__Aim__:
Scan the records below. List lines holding "Новый".

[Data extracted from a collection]
• • • •

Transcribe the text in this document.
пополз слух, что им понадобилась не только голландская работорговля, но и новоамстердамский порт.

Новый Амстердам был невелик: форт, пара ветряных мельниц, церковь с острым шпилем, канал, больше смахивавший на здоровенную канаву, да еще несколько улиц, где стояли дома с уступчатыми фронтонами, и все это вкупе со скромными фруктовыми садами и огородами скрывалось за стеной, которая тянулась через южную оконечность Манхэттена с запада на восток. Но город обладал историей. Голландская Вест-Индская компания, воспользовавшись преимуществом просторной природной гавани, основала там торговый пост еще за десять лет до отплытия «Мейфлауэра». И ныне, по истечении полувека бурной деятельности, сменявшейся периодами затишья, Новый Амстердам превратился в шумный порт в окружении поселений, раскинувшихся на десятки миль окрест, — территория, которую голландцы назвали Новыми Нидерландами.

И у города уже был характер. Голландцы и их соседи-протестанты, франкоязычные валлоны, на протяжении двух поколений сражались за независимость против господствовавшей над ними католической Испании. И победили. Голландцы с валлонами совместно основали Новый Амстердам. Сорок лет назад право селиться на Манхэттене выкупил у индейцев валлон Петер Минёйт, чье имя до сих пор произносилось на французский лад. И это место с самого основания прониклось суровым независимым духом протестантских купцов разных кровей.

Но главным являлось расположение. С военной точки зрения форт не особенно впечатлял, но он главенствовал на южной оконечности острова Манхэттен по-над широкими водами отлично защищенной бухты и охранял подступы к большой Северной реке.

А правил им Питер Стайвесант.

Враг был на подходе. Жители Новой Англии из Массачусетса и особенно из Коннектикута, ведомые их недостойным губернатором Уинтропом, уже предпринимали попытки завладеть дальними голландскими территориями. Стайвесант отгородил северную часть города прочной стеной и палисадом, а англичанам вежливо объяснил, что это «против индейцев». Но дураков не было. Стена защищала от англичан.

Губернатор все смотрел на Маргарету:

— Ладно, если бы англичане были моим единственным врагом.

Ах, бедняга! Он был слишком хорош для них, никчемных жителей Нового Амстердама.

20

• • • •

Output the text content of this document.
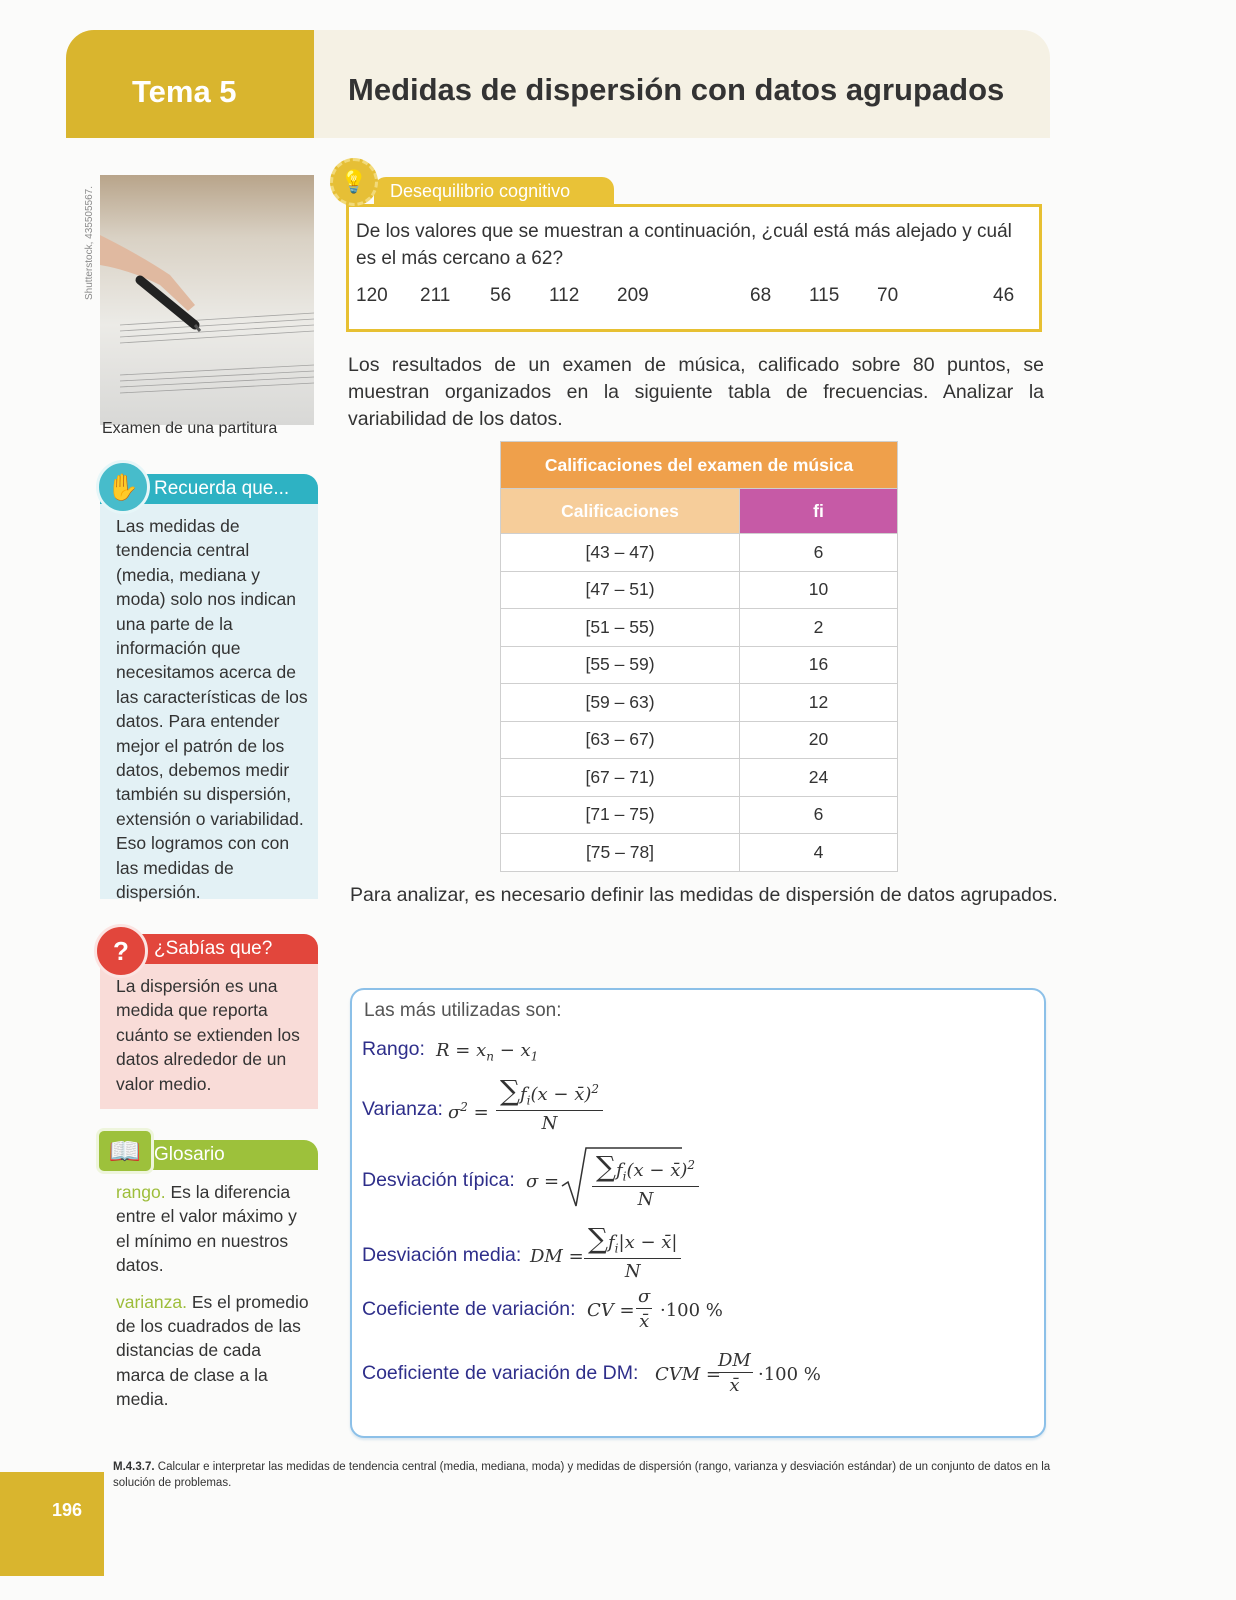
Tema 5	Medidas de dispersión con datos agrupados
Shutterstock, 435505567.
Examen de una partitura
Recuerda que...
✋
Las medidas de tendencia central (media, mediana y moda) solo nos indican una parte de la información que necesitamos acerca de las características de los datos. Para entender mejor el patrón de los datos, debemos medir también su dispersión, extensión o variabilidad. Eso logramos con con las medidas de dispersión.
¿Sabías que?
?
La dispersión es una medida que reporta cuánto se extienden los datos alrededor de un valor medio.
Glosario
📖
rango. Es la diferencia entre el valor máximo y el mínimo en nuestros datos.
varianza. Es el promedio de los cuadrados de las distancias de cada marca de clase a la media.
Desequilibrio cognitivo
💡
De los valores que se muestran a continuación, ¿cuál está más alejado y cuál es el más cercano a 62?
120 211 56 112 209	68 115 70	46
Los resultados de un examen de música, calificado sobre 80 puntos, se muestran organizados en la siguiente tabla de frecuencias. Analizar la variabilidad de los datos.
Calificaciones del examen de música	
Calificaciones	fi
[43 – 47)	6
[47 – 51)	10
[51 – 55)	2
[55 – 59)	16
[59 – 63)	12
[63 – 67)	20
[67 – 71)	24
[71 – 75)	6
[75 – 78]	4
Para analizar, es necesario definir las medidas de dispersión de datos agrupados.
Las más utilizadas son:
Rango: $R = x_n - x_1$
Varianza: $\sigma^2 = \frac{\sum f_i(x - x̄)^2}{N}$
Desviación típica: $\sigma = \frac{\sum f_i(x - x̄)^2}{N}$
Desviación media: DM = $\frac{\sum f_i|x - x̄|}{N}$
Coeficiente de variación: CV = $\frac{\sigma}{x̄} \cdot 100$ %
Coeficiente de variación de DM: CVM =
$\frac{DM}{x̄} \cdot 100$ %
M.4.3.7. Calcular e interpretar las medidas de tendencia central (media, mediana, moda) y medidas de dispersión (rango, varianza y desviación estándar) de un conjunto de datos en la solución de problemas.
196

• • • •

__Reply__:
Новый Амстердам был невелик: форт, пара ветряных мельниц, церковь с острым шпилем, канал, больше смахивавший на здоровенную канаву, да еще несколько улиц, где стояли дома с уступчатыми фронтонами, и все это вкупе со скромными фруктовыми садами и огородами скрывалось за стеной, которая тянулась через южную оконечность Манхэттена с запада на восток. Но город обладал историей. Голландская Вест-Индская компания, воспользовавшись преимуществом просторной природной гавани, основала там торговый пост еще за десять лет до отплытия «Мейфлауэра». И ныне, по истечении полувека бурной деятельности, сменявшейся периодами затишья, Новый Амстердам превратился в шумный порт в окружении поселений, раскинувшихся на десятки миль окрест, — территория, которую голландцы назвали Новыми Нидерландами.
И у города уже был характер. Голландцы и их соседи-протестанты, франкоязычные валлоны, на протяжении двух поколений сражались за независимость против господствовавшей над ними католической Испании. И победили. Голландцы с валлонами совместно основали Новый Амстердам. Сорок лет назад право селиться на Манхэттене выкупил у индейцев валлон Петер Минёйт, чье имя до сих пор произносилось на французский лад. И это место с самого основания прониклось суровым независимым духом протестантских купцов разных кровей.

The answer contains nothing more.